## Directions
Give every entry again, word for word.

■ ■ ■ ■ ■ ■ ■

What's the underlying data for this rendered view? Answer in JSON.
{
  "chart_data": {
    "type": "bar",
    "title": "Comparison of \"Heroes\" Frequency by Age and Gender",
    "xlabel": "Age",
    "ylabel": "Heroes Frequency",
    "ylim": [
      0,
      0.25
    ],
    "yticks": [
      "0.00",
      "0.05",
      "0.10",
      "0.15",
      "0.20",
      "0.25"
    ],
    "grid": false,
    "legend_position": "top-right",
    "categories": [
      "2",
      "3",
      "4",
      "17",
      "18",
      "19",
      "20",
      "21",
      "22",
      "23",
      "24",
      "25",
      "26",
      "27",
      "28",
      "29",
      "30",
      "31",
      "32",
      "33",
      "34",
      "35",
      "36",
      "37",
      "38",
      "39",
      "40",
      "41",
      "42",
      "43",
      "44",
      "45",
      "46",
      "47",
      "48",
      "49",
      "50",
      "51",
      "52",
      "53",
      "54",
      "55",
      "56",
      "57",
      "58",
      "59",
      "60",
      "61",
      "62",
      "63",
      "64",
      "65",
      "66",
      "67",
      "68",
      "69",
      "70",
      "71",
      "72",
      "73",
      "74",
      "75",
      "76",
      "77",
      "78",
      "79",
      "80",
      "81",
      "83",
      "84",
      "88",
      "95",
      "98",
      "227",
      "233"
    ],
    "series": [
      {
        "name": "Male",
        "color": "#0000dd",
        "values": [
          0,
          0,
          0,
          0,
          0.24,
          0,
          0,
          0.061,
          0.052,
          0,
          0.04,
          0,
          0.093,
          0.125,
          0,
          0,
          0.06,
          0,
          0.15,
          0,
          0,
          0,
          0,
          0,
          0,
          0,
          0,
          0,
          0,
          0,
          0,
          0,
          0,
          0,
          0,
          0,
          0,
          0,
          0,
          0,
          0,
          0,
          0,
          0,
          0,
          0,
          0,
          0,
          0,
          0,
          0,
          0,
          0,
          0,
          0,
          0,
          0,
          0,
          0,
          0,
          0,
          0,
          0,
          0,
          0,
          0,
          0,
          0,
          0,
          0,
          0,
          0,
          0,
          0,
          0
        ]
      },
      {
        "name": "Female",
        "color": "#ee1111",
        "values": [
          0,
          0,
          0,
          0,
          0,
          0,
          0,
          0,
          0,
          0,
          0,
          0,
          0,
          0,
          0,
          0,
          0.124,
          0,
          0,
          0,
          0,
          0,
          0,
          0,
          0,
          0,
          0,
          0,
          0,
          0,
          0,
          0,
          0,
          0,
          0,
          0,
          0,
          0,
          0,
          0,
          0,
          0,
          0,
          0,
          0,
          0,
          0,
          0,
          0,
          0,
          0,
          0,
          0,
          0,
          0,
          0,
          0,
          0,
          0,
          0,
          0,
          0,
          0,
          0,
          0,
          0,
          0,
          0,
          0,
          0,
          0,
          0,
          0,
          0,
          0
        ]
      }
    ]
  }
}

■ ■ ■ ■ ■ ■ ■

## Reply
What's the underlying data for this rendered view? Answer in JSON.
{
  "chart_data": {
    "type": "bar",
    "title": "Comparison of \"Heroes\" Frequency by Age and Gender",
    "xlabel": "Age",
    "ylabel": "Heroes Frequency",
    "ylim": [
      0,
      0.25
    ],
    "yticks": [
      "0.00",
      "0.05",
      "0.10",
      "0.15",
      "0.20",
      "0.25"
    ],
    "grid": false,
    "legend_position": "top-right",
    "categories": [
      "2",
      "3",
      "4",
      "17",
      "18",
      "19",
      "20",
      "21",
      "22",
      "23",
      "24",
      "25",
      "26",
      "27",
      "28",
      "29",
      "30",
      "31",
      "32",
      "33",
      "34",
      "35",
      "36",
      "37",
      "38",
      "39",
      "40",
      "41",
      "42",
      "43",
      "44",
      "45",
      "46",
      "47",
      "48",
      "49",
      "50",
      "51",
      "52",
      "53",
      "54",
      "55",
      "56",
      "57",
      "58",
      "59",
      "60",
      "61",
      "62",
      "63",
      "64",
      "65",
      "66",
      "67",
      "68",
      "69",
      "70",
      "71",
      "72",
      "73",
      "74",
      "75",
      "76",
      "77",
      "78",
      "79",
      "80",
      "81",
      "83",
      "84",
      "88",
      "95",
      "98",
      "227",
      "233"
    ],
    "series": [
      {
        "name": "Male",
        "color": "#0000dd",
        "values": [
          0,
          0,
          0,
          0,
          0.24,
          0,
          0,
          0.061,
          0.052,
          0,
          0.04,
          0,
          0.093,
          0.125,
          0,
          0,
          0.06,
          0,
          0.15,
          0,
          0,
          0,
          0,
          0,
          0,
          0,
          0,
          0,
          0,
          0,
          0,
          0,
          0,
          0,
          0,
          0,
          0,
          0,
          0,
          0,
          0,
          0,
          0,
          0,
          0,
          0,
          0,
          0,
          0,
          0,
          0,
          0,
          0,
          0,
          0,
          0,
          0,
          0,
          0,
          0,
          0,
          0,
          0,
          0,
          0,
          0,
          0,
          0,
          0,
          0,
          0,
          0,
          0,
          0,
          0
        ]
      },
      {
        "name": "Female",
        "color": "#ee1111",
        "values": [
          0,
          0,
          0,
          0,
          0,
          0,
          0,
          0,
          0,
          0,
          0,
          0,
          0,
          0,
          0,
          0,
          0.124,
          0,
          0,
          0,
          0,
          0,
          0,
          0,
          0,
          0,
          0,
          0,
          0,
          0,
          0,
          0,
          0,
          0,
          0,
          0,
          0,
          0,
          0,
          0,
          0,
          0,
          0,
          0,
          0,
          0,
          0,
          0,
          0,
          0,
          0,
          0,
          0,
          0,
          0,
          0,
          0,
          0,
          0,
          0,
          0,
          0,
          0,
          0,
          0,
          0,
          0,
          0,
          0,
          0,
          0,
          0,
          0,
          0,
          0
        ]
      }
    ]
  }
}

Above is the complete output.